# Work required
Give every line of the material again, exactly as written.

# Record list
━━━━━━━━━━━━━━━━
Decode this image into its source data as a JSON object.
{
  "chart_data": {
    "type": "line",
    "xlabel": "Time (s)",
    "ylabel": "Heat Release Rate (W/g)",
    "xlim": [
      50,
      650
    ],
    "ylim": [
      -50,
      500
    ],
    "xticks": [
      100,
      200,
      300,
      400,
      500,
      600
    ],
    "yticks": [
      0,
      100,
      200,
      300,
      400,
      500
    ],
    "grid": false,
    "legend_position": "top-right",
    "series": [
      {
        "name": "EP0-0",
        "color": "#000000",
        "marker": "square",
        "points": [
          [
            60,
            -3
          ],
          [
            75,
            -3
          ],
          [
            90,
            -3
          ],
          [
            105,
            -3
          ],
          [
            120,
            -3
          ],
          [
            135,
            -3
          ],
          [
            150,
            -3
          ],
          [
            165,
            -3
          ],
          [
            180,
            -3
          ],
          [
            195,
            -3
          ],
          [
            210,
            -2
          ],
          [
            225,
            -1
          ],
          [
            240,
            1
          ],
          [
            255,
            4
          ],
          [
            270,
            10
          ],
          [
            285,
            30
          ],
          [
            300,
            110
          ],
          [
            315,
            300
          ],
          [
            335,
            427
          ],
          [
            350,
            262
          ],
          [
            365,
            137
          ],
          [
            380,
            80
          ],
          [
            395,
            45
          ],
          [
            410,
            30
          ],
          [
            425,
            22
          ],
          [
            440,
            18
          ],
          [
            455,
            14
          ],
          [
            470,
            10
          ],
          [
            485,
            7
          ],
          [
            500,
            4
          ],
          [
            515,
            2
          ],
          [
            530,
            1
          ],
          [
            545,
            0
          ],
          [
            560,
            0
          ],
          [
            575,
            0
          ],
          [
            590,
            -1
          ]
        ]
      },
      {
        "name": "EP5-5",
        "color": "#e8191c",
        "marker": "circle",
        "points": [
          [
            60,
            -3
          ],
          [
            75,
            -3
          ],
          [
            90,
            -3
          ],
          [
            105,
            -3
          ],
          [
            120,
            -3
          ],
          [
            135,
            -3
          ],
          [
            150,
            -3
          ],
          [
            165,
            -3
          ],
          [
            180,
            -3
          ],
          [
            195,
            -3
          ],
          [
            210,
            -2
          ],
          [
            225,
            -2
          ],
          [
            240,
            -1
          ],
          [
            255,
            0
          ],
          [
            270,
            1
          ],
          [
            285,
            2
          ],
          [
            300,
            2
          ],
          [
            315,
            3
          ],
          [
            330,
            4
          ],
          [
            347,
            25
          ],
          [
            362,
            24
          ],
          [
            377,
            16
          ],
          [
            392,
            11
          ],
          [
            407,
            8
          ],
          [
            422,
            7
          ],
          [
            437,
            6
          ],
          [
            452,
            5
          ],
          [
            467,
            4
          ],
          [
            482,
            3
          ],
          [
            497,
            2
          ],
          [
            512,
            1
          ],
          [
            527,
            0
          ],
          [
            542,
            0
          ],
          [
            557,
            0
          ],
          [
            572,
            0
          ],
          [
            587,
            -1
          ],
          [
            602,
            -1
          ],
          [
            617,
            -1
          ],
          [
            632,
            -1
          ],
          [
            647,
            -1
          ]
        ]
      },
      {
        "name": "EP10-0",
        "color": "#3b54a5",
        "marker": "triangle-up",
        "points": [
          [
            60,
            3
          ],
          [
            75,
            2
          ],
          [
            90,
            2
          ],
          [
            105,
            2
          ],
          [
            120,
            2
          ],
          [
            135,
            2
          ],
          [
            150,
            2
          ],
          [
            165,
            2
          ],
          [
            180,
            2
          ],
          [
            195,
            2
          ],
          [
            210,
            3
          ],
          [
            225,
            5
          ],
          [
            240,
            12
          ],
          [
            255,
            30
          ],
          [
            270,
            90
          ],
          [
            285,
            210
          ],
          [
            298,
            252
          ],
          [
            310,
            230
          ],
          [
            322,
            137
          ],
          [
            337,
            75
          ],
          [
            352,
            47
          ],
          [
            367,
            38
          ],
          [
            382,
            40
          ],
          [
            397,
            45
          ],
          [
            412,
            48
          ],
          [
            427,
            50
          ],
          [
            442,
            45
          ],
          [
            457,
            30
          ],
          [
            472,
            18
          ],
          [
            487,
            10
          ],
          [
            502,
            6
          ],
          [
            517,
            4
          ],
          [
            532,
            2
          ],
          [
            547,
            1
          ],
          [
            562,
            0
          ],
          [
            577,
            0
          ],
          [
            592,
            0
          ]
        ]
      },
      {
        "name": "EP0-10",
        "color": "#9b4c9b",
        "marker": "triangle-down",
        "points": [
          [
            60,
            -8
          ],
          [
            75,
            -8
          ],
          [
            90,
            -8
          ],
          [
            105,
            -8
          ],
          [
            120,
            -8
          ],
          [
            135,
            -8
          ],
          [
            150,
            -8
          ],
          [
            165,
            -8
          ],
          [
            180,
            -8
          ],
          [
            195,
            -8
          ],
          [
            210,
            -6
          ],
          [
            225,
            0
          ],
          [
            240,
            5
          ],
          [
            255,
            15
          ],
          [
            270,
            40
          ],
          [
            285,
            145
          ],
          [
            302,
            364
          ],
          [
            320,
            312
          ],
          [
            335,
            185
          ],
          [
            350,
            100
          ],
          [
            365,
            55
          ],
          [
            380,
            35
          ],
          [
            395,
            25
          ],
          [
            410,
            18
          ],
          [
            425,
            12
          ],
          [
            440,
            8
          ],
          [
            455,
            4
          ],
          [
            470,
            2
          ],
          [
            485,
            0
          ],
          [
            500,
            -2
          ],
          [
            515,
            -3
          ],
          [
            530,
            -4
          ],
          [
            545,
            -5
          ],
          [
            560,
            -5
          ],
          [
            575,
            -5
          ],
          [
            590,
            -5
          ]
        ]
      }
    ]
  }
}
━━━━━━━━━━━━━━━━
# Exercise result
Decode this image into its source data as a JSON object.
{
  "chart_data": {
    "type": "line",
    "xlabel": "Time (s)",
    "ylabel": "Heat Release Rate (W/g)",
    "xlim": [
      50,
      650
    ],
    "ylim": [
      -50,
      500
    ],
    "xticks": [
      100,
      200,
      300,
      400,
      500,
      600
    ],
    "yticks": [
      0,
      100,
      200,
      300,
      400,
      500
    ],
    "grid": false,
    "legend_position": "top-right",
    "series": [
      {
        "name": "EP0-0",
        "color": "#000000",
        "marker": "square",
        "points": [
          [
            60,
            -3
          ],
          [
            75,
            -3
          ],
          [
            90,
            -3
          ],
          [
            105,
            -3
          ],
          [
            120,
            -3
          ],
          [
            135,
            -3
          ],
          [
            150,
            -3
          ],
          [
            165,
            -3
          ],
          [
            180,
            -3
          ],
          [
            195,
            -3
          ],
          [
            210,
            -2
          ],
          [
            225,
            -1
          ],
          [
            240,
            1
          ],
          [
            255,
            4
          ],
          [
            270,
            10
          ],
          [
            285,
            30
          ],
          [
            300,
            110
          ],
          [
            315,
            300
          ],
          [
            335,
            427
          ],
          [
            350,
            262
          ],
          [
            365,
            137
          ],
          [
            380,
            80
          ],
          [
            395,
            45
          ],
          [
            410,
            30
          ],
          [
            425,
            22
          ],
          [
            440,
            18
          ],
          [
            455,
            14
          ],
          [
            470,
            10
          ],
          [
            485,
            7
          ],
          [
            500,
            4
          ],
          [
            515,
            2
          ],
          [
            530,
            1
          ],
          [
            545,
            0
          ],
          [
            560,
            0
          ],
          [
            575,
            0
          ],
          [
            590,
            -1
          ]
        ]
      },
      {
        "name": "EP5-5",
        "color": "#e8191c",
        "marker": "circle",
        "points": [
          [
            60,
            -3
          ],
          [
            75,
            -3
          ],
          [
            90,
            -3
          ],
          [
            105,
            -3
          ],
          [
            120,
            -3
          ],
          [
            135,
            -3
          ],
          [
            150,
            -3
          ],
          [
            165,
            -3
          ],
          [
            180,
            -3
          ],
          [
            195,
            -3
          ],
          [
            210,
            -2
          ],
          [
            225,
            -2
          ],
          [
            240,
            -1
          ],
          [
            255,
            0
          ],
          [
            270,
            1
          ],
          [
            285,
            2
          ],
          [
            300,
            2
          ],
          [
            315,
            3
          ],
          [
            330,
            4
          ],
          [
            347,
            25
          ],
          [
            362,
            24
          ],
          [
            377,
            16
          ],
          [
            392,
            11
          ],
          [
            407,
            8
          ],
          [
            422,
            7
          ],
          [
            437,
            6
          ],
          [
            452,
            5
          ],
          [
            467,
            4
          ],
          [
            482,
            3
          ],
          [
            497,
            2
          ],
          [
            512,
            1
          ],
          [
            527,
            0
          ],
          [
            542,
            0
          ],
          [
            557,
            0
          ],
          [
            572,
            0
          ],
          [
            587,
            -1
          ],
          [
            602,
            -1
          ],
          [
            617,
            -1
          ],
          [
            632,
            -1
          ],
          [
            647,
            -1
          ]
        ]
      },
      {
        "name": "EP10-0",
        "color": "#3b54a5",
        "marker": "triangle-up",
        "points": [
          [
            60,
            3
          ],
          [
            75,
            2
          ],
          [
            90,
            2
          ],
          [
            105,
            2
          ],
          [
            120,
            2
          ],
          [
            135,
            2
          ],
          [
            150,
            2
          ],
          [
            165,
            2
          ],
          [
            180,
            2
          ],
          [
            195,
            2
          ],
          [
            210,
            3
          ],
          [
            225,
            5
          ],
          [
            240,
            12
          ],
          [
            255,
            30
          ],
          [
            270,
            90
          ],
          [
            285,
            210
          ],
          [
            298,
            252
          ],
          [
            310,
            230
          ],
          [
            322,
            137
          ],
          [
            337,
            75
          ],
          [
            352,
            47
          ],
          [
            367,
            38
          ],
          [
            382,
            40
          ],
          [
            397,
            45
          ],
          [
            412,
            48
          ],
          [
            427,
            50
          ],
          [
            442,
            45
          ],
          [
            457,
            30
          ],
          [
            472,
            18
          ],
          [
            487,
            10
          ],
          [
            502,
            6
          ],
          [
            517,
            4
          ],
          [
            532,
            2
          ],
          [
            547,
            1
          ],
          [
            562,
            0
          ],
          [
            577,
            0
          ],
          [
            592,
            0
          ]
        ]
      },
      {
        "name": "EP0-10",
        "color": "#9b4c9b",
        "marker": "triangle-down",
        "points": [
          [
            60,
            -8
          ],
          [
            75,
            -8
          ],
          [
            90,
            -8
          ],
          [
            105,
            -8
          ],
          [
            120,
            -8
          ],
          [
            135,
            -8
          ],
          [
            150,
            -8
          ],
          [
            165,
            -8
          ],
          [
            180,
            -8
          ],
          [
            195,
            -8
          ],
          [
            210,
            -6
          ],
          [
            225,
            0
          ],
          [
            240,
            5
          ],
          [
            255,
            15
          ],
          [
            270,
            40
          ],
          [
            285,
            145
          ],
          [
            302,
            364
          ],
          [
            320,
            312
          ],
          [
            335,
            185
          ],
          [
            350,
            100
          ],
          [
            365,
            55
          ],
          [
            380,
            35
          ],
          [
            395,
            25
          ],
          [
            410,
            18
          ],
          [
            425,
            12
          ],
          [
            440,
            8
          ],
          [
            455,
            4
          ],
          [
            470,
            2
          ],
          [
            485,
            0
          ],
          [
            500,
            -2
          ],
          [
            515,
            -3
          ],
          [
            530,
            -4
          ],
          [
            545,
            -5
          ],
          [
            560,
            -5
          ],
          [
            575,
            -5
          ],
          [
            590,
            -5
          ]
        ]
      }
    ]
  }
}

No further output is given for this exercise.